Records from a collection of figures
^^^^
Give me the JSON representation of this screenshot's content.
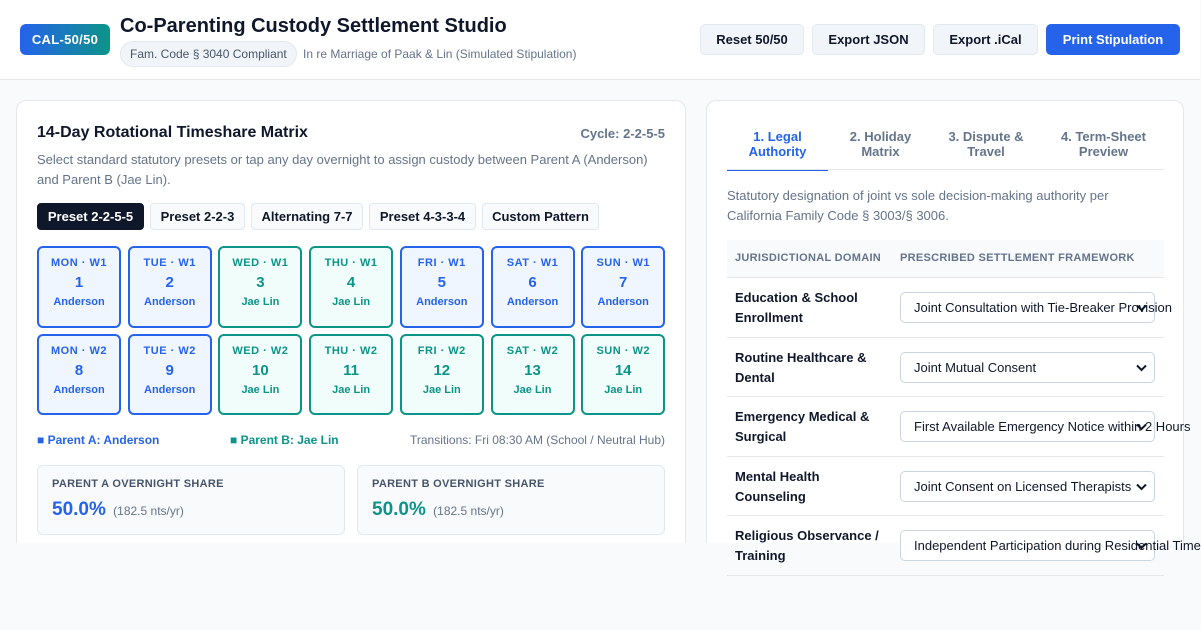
{
  "header": {
    "logo": "CAL-50/50",
    "title": "Co-Parenting Custody Settlement Studio",
    "badge": "Fam. Code § 3040 Compliant",
    "case_ref": "In re Marriage of Paak & Lin (Simulated Stipulation)",
    "buttons": [
      "Reset 50/50",
      "Export JSON",
      "Export .iCal",
      "Print Stipulation"
    ]
  },
  "matrix": {
    "title": "14-Day Rotational Timeshare Matrix",
    "cycle": "Cycle: 2-2-5-5",
    "description": "Select standard statutory presets or tap any day overnight to assign custody between Parent A (Anderson) and Parent B (Jae Lin).",
    "presets": [
      "Preset 2-2-5-5",
      "Preset 2-2-3",
      "Alternating 7-7",
      "Preset 4-3-3-4",
      "Custom Pattern"
    ],
    "active_preset": "Preset 2-2-5-5",
    "days": [
      {
        "label": "MON · W1",
        "num": "1",
        "parent": "Anderson"
      },
      {
        "label": "TUE · W1",
        "num": "2",
        "parent": "Anderson"
      },
      {
        "label": "WED · W1",
        "num": "3",
        "parent": "Jae Lin"
      },
      {
        "label": "THU · W1",
        "num": "4",
        "parent": "Jae Lin"
      },
      {
        "label": "FRI · W1",
        "num": "5",
        "parent": "Anderson"
      },
      {
        "label": "SAT · W1",
        "num": "6",
        "parent": "Anderson"
      },
      {
        "label": "SUN · W1",
        "num": "7",
        "parent": "Anderson"
      },
      {
        "label": "MON · W2",
        "num": "8",
        "parent": "Anderson"
      },
      {
        "label": "TUE · W2",
        "num": "9",
        "parent": "Anderson"
      },
      {
        "label": "WED · W2",
        "num": "10",
        "parent": "Jae Lin"
      },
      {
        "label": "THU · W2",
        "num": "11",
        "parent": "Jae Lin"
      },
      {
        "label": "FRI · W2",
        "num": "12",
        "parent": "Jae Lin"
      },
      {
        "label": "SAT · W2",
        "num": "13",
        "parent": "Jae Lin"
      },
      {
        "label": "SUN · W2",
        "num": "14",
        "parent": "Jae Lin"
      }
    ],
    "legend_a": "■ Parent A: Anderson",
    "legend_b": "■ Parent B: Jae Lin",
    "transitions": "Transitions: Fri 08:30 AM (School / Neutral Hub)",
    "share_a": {
      "title": "PARENT A OVERNIGHT SHARE",
      "value": "50.0%",
      "note": "(182.5 nts/yr)"
    },
    "share_b": {
      "title": "PARENT B OVERNIGHT SHARE",
      "value": "50.0%",
      "note": "(182.5 nts/yr)"
    }
  },
  "colors": {
    "parent_a": "#2563eb",
    "parent_b": "#0d9488",
    "primary": "#2563eb"
  },
  "right": {
    "tabs": [
      "1. Legal Authority",
      "2. Holiday Matrix",
      "3. Dispute & Travel",
      "4. Term-Sheet Preview"
    ],
    "active_tab": "1. Legal Authority",
    "description": "Statutory designation of joint vs sole decision-making authority per California Family Code § 3003/§ 3006.",
    "table": {
      "headers": [
        "JURISDICTIONAL DOMAIN",
        "PRESCRIBED SETTLEMENT FRAMEWORK"
      ],
      "rows": [
        {
          "domain": "Education & School Enrollment",
          "value": "Joint Consultation with Tie-Breaker Provision"
        },
        {
          "domain": "Routine Healthcare & Dental",
          "value": "Joint Mutual Consent"
        },
        {
          "domain": "Emergency Medical & Surgical",
          "value": "First Available Emergency Notice within 2 Hours"
        },
        {
          "domain": "Mental Health Counseling",
          "value": "Joint Consent on Licensed Therapists"
        },
        {
          "domain": "Religious Observance / Training",
          "value": "Independent Participation during Residential Time"
        }
      ]
    }
  }
}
^^^^
The data above needs to be retyped exactly, with the images left out.

- [Exercise answer]
Give me the JSON representation of this screenshot's content.
{
  "header": {
    "logo": "CAL-50/50",
    "title": "Co-Parenting Custody Settlement Studio",
    "badge": "Fam. Code § 3040 Compliant",
    "case_ref": "In re Marriage of Paak & Lin (Simulated Stipulation)",
    "buttons": [
      "Reset 50/50",
      "Export JSON",
      "Export .iCal",
      "Print Stipulation"
    ]
  },
  "matrix": {
    "title": "14-Day Rotational Timeshare Matrix",
    "cycle": "Cycle: 2-2-5-5",
    "description": "Select standard statutory presets or tap any day overnight to assign custody between Parent A (Anderson) and Parent B (Jae Lin).",
    "presets": [
      "Preset 2-2-5-5",
      "Preset 2-2-3",
      "Alternating 7-7",
      "Preset 4-3-3-4",
      "Custom Pattern"
    ],
    "active_preset": "Preset 2-2-5-5",
    "days": [
      {
        "label": "MON · W1",
        "num": "1",
        "parent": "Anderson"
      },
      {
        "label": "TUE · W1",
        "num": "2",
        "parent": "Anderson"
      },
      {
        "label": "WED · W1",
        "num": "3",
        "parent": "Jae Lin"
      },
      {
        "label": "THU · W1",
        "num": "4",
        "parent": "Jae Lin"
      },
      {
        "label": "FRI · W1",
        "num": "5",
        "parent": "Anderson"
      },
      {
        "label": "SAT · W1",
        "num": "6",
        "parent": "Anderson"
      },
      {
        "label": "SUN · W1",
        "num": "7",
        "parent": "Anderson"
      },
      {
        "label": "MON · W2",
        "num": "8",
        "parent": "Anderson"
      },
      {
        "label": "TUE · W2",
        "num": "9",
        "parent": "Anderson"
      },
      {
        "label": "WED · W2",
        "num": "10",
        "parent": "Jae Lin"
      },
      {
        "label": "THU · W2",
        "num": "11",
        "parent": "Jae Lin"
      },
      {
        "label": "FRI · W2",
        "num": "12",
        "parent": "Jae Lin"
      },
      {
        "label": "SAT · W2",
        "num": "13",
        "parent": "Jae Lin"
      },
      {
        "label": "SUN · W2",
        "num": "14",
        "parent": "Jae Lin"
      }
    ],
    "legend_a": "■ Parent A: Anderson",
    "legend_b": "■ Parent B: Jae Lin",
    "transitions": "Transitions: Fri 08:30 AM (School / Neutral Hub)",
    "share_a": {
      "title": "PARENT A OVERNIGHT SHARE",
      "value": "50.0%",
      "note": "(182.5 nts/yr)"
    },
    "share_b": {
      "title": "PARENT B OVERNIGHT SHARE",
      "value": "50.0%",
      "note": "(182.5 nts/yr)"
    }
  },
  "colors": {
    "parent_a": "#2563eb",
    "parent_b": "#0d9488",
    "primary": "#2563eb"
  },
  "right": {
    "tabs": [
      "1. Legal Authority",
      "2. Holiday Matrix",
      "3. Dispute & Travel",
      "4. Term-Sheet Preview"
    ],
    "active_tab": "1. Legal Authority",
    "description": "Statutory designation of joint vs sole decision-making authority per California Family Code § 3003/§ 3006.",
    "table": {
      "headers": [
        "JURISDICTIONAL DOMAIN",
        "PRESCRIBED SETTLEMENT FRAMEWORK"
      ],
      "rows": [
        {
          "domain": "Education & School Enrollment",
          "value": "Joint Consultation with Tie-Breaker Provision"
        },
        {
          "domain": "Routine Healthcare & Dental",
          "value": "Joint Mutual Consent"
        },
        {
          "domain": "Emergency Medical & Surgical",
          "value": "First Available Emergency Notice within 2 Hours"
        },
        {
          "domain": "Mental Health Counseling",
          "value": "Joint Consent on Licensed Therapists"
        },
        {
          "domain": "Religious Observance / Training",
          "value": "Independent Participation during Residential Time"
        }
      ]
    }
  }
}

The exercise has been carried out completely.